— START Data entries —

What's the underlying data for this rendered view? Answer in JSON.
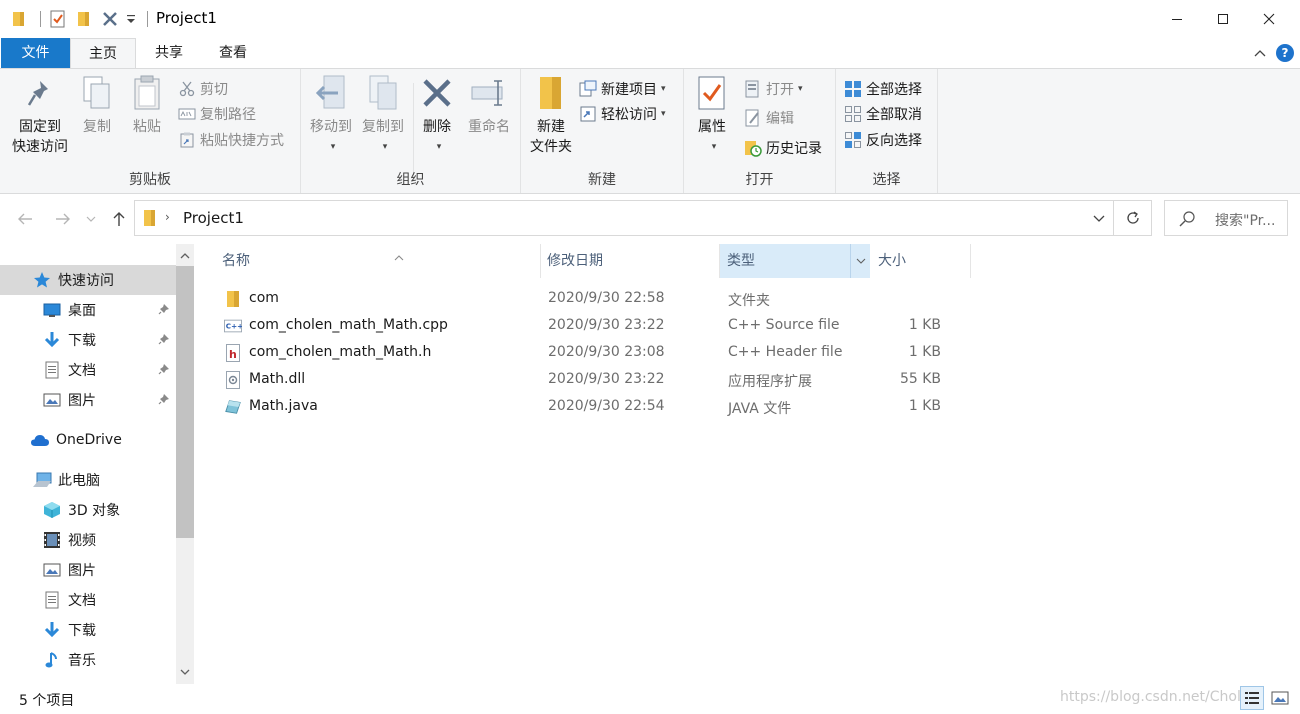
{
  "window": {
    "title": "Project1"
  },
  "tabs": {
    "file": "文件",
    "home": "主页",
    "share": "共享",
    "view": "查看"
  },
  "ribbon": {
    "clipboard": {
      "label": "剪贴板",
      "pin_line1": "固定到",
      "pin_line2": "快速访问",
      "copy": "复制",
      "paste": "粘贴",
      "cut": "剪切",
      "copy_path": "复制路径",
      "paste_shortcut": "粘贴快捷方式"
    },
    "organize": {
      "label": "组织",
      "move_to": "移动到",
      "copy_to": "复制到",
      "delete": "删除",
      "rename": "重命名"
    },
    "new": {
      "label": "新建",
      "new_folder_line1": "新建",
      "new_folder_line2": "文件夹",
      "new_item": "新建项目",
      "easy_access": "轻松访问"
    },
    "open": {
      "label": "打开",
      "properties": "属性",
      "open": "打开",
      "edit": "编辑",
      "history": "历史记录"
    },
    "select": {
      "label": "选择",
      "select_all": "全部选择",
      "select_none": "全部取消",
      "invert": "反向选择"
    }
  },
  "address": {
    "path": "Project1"
  },
  "search": {
    "placeholder": "搜索\"Pr..."
  },
  "nav": {
    "quick_access": "快速访问",
    "items": [
      {
        "label": "桌面",
        "icon": "desktop-icon",
        "pinned": true
      },
      {
        "label": "下载",
        "icon": "download-icon",
        "pinned": true
      },
      {
        "label": "文档",
        "icon": "document-icon",
        "pinned": true
      },
      {
        "label": "图片",
        "icon": "picture-icon",
        "pinned": true
      }
    ],
    "onedrive": "OneDrive",
    "this_pc": "此电脑",
    "pc_items": [
      {
        "label": "3D 对象",
        "icon": "3d-objects-icon"
      },
      {
        "label": "视频",
        "icon": "video-icon"
      },
      {
        "label": "图片",
        "icon": "picture-icon"
      },
      {
        "label": "文档",
        "icon": "document-icon"
      },
      {
        "label": "下载",
        "icon": "download-icon"
      },
      {
        "label": "音乐",
        "icon": "music-icon"
      }
    ]
  },
  "columns": {
    "name": "名称",
    "date": "修改日期",
    "type": "类型",
    "size": "大小"
  },
  "files": [
    {
      "name": "com",
      "date": "2020/9/30 22:58",
      "type": "文件夹",
      "size": "",
      "icon": "folder-icon"
    },
    {
      "name": "com_cholen_math_Math.cpp",
      "date": "2020/9/30 23:22",
      "type": "C++ Source file",
      "size": "1 KB",
      "icon": "cpp-file-icon"
    },
    {
      "name": "com_cholen_math_Math.h",
      "date": "2020/9/30 23:08",
      "type": "C++ Header file",
      "size": "1 KB",
      "icon": "header-file-icon"
    },
    {
      "name": "Math.dll",
      "date": "2020/9/30 23:22",
      "type": "应用程序扩展",
      "size": "55 KB",
      "icon": "dll-file-icon"
    },
    {
      "name": "Math.java",
      "date": "2020/9/30 22:54",
      "type": "JAVA 文件",
      "size": "1 KB",
      "icon": "java-file-icon"
    }
  ],
  "status": {
    "count": "5 个项目",
    "watermark": "https://blog.csdn.net/Cholen"
  },
  "colors": {
    "accent": "#1979ca",
    "folder": "#f2c34a",
    "selected_nav": "#d9d9d9",
    "sorted_header": "#d9ebf9"
  }
}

— END Data entries —

What to work on: Copy every line that contains the string "view".

Solution for this exercise:
What's the underlying data for this rendered view? Answer in JSON.
    "view": "查看"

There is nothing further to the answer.